> Task description
Quote the whole listing verbatim.

## Start

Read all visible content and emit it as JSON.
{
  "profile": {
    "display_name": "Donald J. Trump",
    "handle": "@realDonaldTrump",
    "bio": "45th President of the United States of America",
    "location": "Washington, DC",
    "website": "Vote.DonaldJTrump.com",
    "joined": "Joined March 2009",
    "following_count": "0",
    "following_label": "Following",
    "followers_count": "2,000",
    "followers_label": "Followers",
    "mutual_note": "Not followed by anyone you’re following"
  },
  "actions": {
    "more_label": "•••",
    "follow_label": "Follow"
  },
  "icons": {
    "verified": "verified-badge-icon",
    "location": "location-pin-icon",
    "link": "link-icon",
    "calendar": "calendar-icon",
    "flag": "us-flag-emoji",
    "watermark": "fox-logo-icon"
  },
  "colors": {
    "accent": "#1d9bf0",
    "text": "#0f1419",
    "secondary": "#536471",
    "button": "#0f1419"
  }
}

## End

> Task answer
Read all visible content and emit it as JSON.
{
  "profile": {
    "display_name": "Donald J. Trump",
    "handle": "@realDonaldTrump",
    "bio": "45th President of the United States of America",
    "location": "Washington, DC",
    "website": "Vote.DonaldJTrump.com",
    "joined": "Joined March 2009",
    "following_count": "0",
    "following_label": "Following",
    "followers_count": "2,000",
    "followers_label": "Followers",
    "mutual_note": "Not followed by anyone you’re following"
  },
  "actions": {
    "more_label": "•••",
    "follow_label": "Follow"
  },
  "icons": {
    "verified": "verified-badge-icon",
    "location": "location-pin-icon",
    "link": "link-icon",
    "calendar": "calendar-icon",
    "flag": "us-flag-emoji",
    "watermark": "fox-logo-icon"
  },
  "colors": {
    "accent": "#1d9bf0",
    "text": "#0f1419",
    "secondary": "#536471",
    "button": "#0f1419"
  }
}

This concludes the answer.